### Information supplied

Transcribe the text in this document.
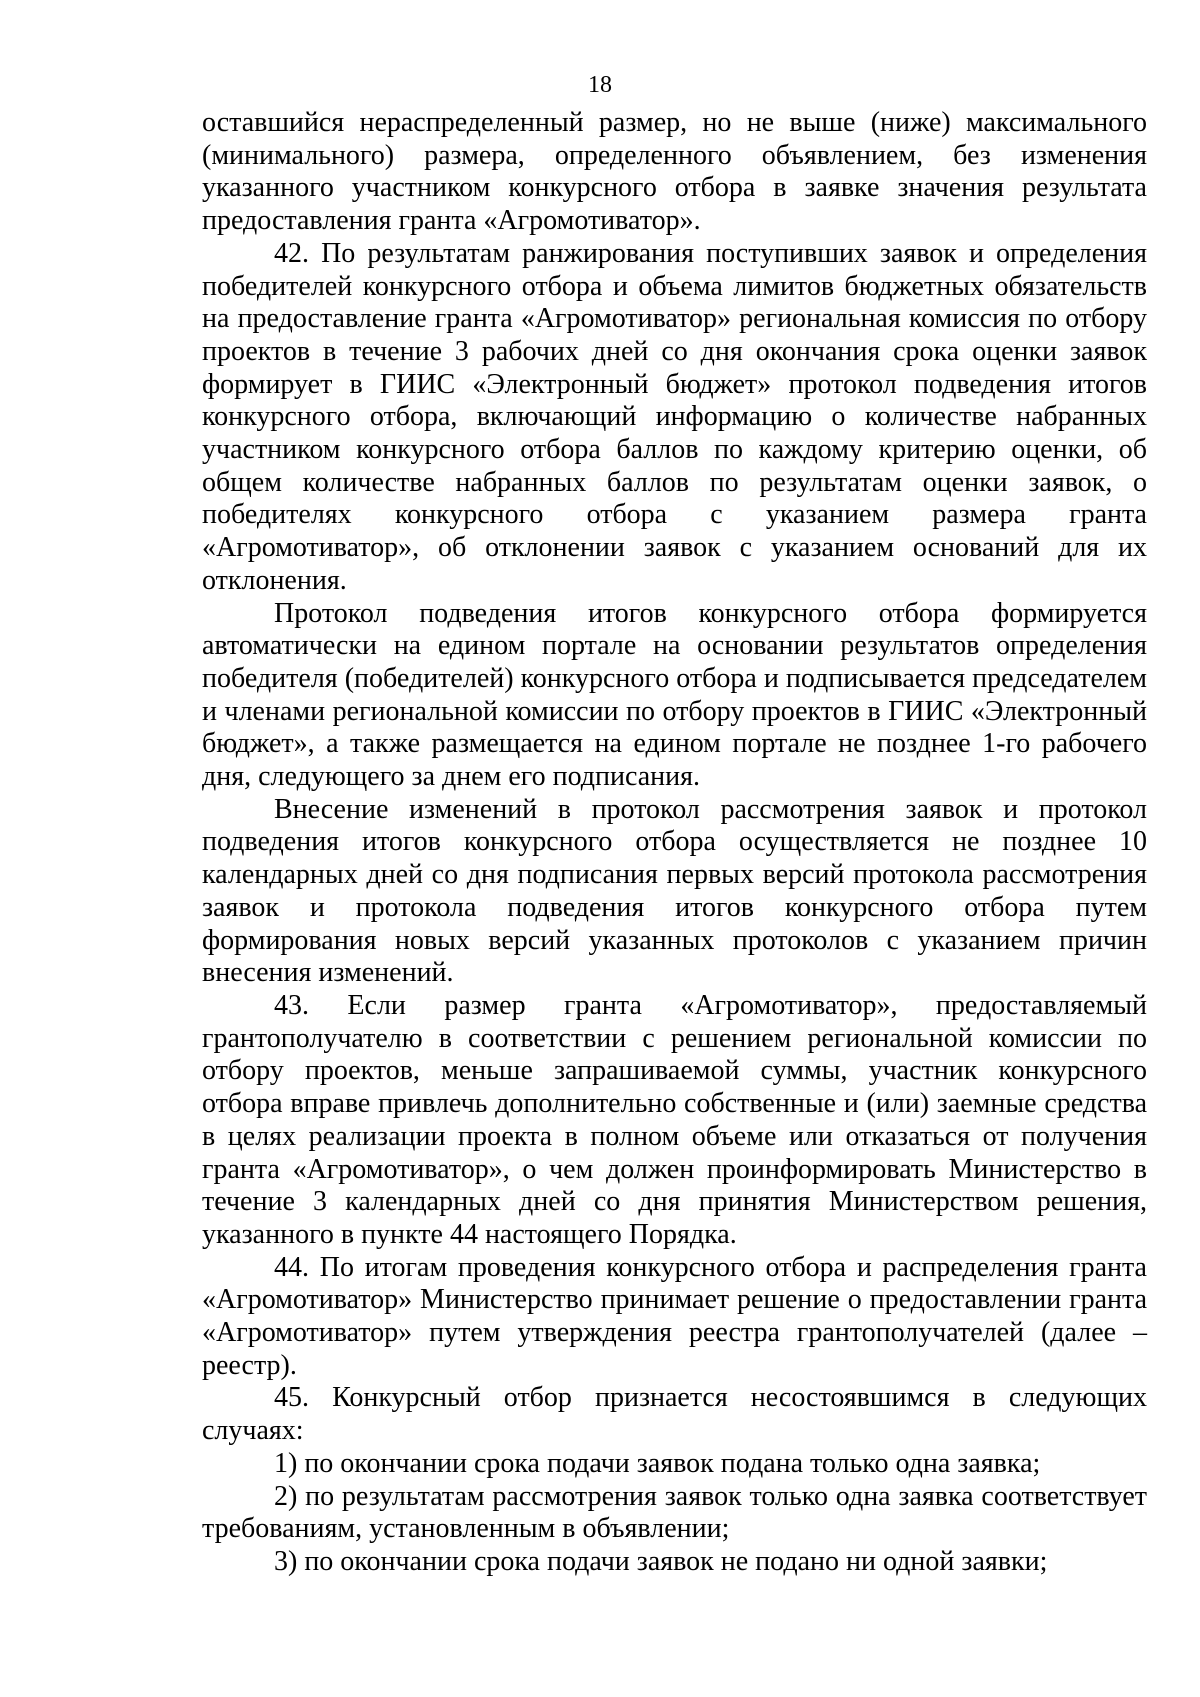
18

оставшийся нераспределенный размер, но не выше (ниже) максимального (минимального) размера, определенного объявлением, без изменения указанного участником конкурсного отбора в заявке значения результата предоставления гранта «Агромотиватор».

42. По результатам ранжирования поступивших заявок и определения победителей конкурсного отбора и объема лимитов бюджетных обязательств на предоставление гранта «Агромотиватор» региональная комиссия по отбору проектов в течение 3 рабочих дней со дня окончания срока оценки заявок формирует в ГИИС «Электронный бюджет» протокол подведения итогов конкурсного отбора, включающий информацию о количестве набранных участником конкурсного отбора баллов по каждому критерию оценки, об общем количестве набранных баллов по результатам оценки заявок, о победителях конкурсного отбора с указанием размера гранта «Агромотиватор», об отклонении заявок с указанием оснований для их отклонения.

Протокол подведения итогов конкурсного отбора формируется автоматически на едином портале на основании результатов определения победителя (победителей) конкурсного отбора и подписывается председателем и членами региональной комиссии по отбору проектов в ГИИС «Электронный бюджет», а также размещается на едином портале не позднее 1-го рабочего дня, следующего за днем его подписания.

Внесение изменений в протокол рассмотрения заявок и протокол подведения итогов конкурсного отбора осуществляется не позднее 10 календарных дней со дня подписания первых версий протокола рассмотрения заявок и протокола подведения итогов конкурсного отбора путем формирования новых версий указанных протоколов с указанием причин внесения изменений.

43. Если размер гранта «Агромотиватор», предоставляемый грантополучателю в соответствии с решением региональной комиссии по отбору проектов, меньше запрашиваемой суммы, участник конкурсного отбора вправе привлечь дополнительно собственные и (или) заемные средства в целях реализации проекта в полном объеме или отказаться от получения гранта «Агромотиватор», о чем должен проинформировать Министерство в течение 3 календарных дней со дня принятия Министерством решения, указанного в пункте 44 настоящего Порядка.

44. По итогам проведения конкурсного отбора и распределения гранта «Агромотиватор» Министерство принимает решение о предоставлении гранта «Агромотиватор» путем утверждения реестра грантополучателей (далее – реестр).

45. Конкурсный отбор признается несостоявшимся в следующих случаях:

1) по окончании срока подачи заявок подана только одна заявка;

2) по результатам рассмотрения заявок только одна заявка соответствует требованиям, установленным в объявлении;

3) по окончании срока подачи заявок не подано ни одной заявки;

### Problem description
Copy every record above exactly, leaving out the pictures.

### Result for this exercise
Transcribe the text in this document.
18

оставшийся нераспределенный размер, но не выше (ниже) максимального (минимального) размера, определенного объявлением, без изменения указанного участником конкурсного отбора в заявке значения результата предоставления гранта «Агромотиватор».

42. По результатам ранжирования поступивших заявок и определения победителей конкурсного отбора и объема лимитов бюджетных обязательств на предоставление гранта «Агромотиватор» региональная комиссия по отбору проектов в течение 3 рабочих дней со дня окончания срока оценки заявок формирует в ГИИС «Электронный бюджет» протокол подведения итогов конкурсного отбора, включающий информацию о количестве набранных участником конкурсного отбора баллов по каждому критерию оценки, об общем количестве набранных баллов по результатам оценки заявок, о победителях конкурсного отбора с указанием размера гранта «Агромотиватор», об отклонении заявок с указанием оснований для их отклонения.

Протокол подведения итогов конкурсного отбора формируется автоматически на едином портале на основании результатов определения победителя (победителей) конкурсного отбора и подписывается председателем и членами региональной комиссии по отбору проектов в ГИИС «Электронный бюджет», а также размещается на едином портале не позднее 1-го рабочего дня, следующего за днем его подписания.

Внесение изменений в протокол рассмотрения заявок и протокол подведения итогов конкурсного отбора осуществляется не позднее 10 календарных дней со дня подписания первых версий протокола рассмотрения заявок и протокола подведения итогов конкурсного отбора путем формирования новых версий указанных протоколов с указанием причин внесения изменений.

43. Если размер гранта «Агромотиватор», предоставляемый грантополучателю в соответствии с решением региональной комиссии по отбору проектов, меньше запрашиваемой суммы, участник конкурсного отбора вправе привлечь дополнительно собственные и (или) заемные средства в целях реализации проекта в полном объеме или отказаться от получения гранта «Агромотиватор», о чем должен проинформировать Министерство в течение 3 календарных дней со дня принятия Министерством решения, указанного в пункте 44 настоящего Порядка.

44. По итогам проведения конкурсного отбора и распределения гранта «Агромотиватор» Министерство принимает решение о предоставлении гранта «Агромотиватор» путем утверждения реестра грантополучателей (далее – реестр).

45. Конкурсный отбор признается несостоявшимся в следующих случаях:

1) по окончании срока подачи заявок подана только одна заявка;

2) по результатам рассмотрения заявок только одна заявка соответствует требованиям, установленным в объявлении;

3) по окончании срока подачи заявок не подано ни одной заявки;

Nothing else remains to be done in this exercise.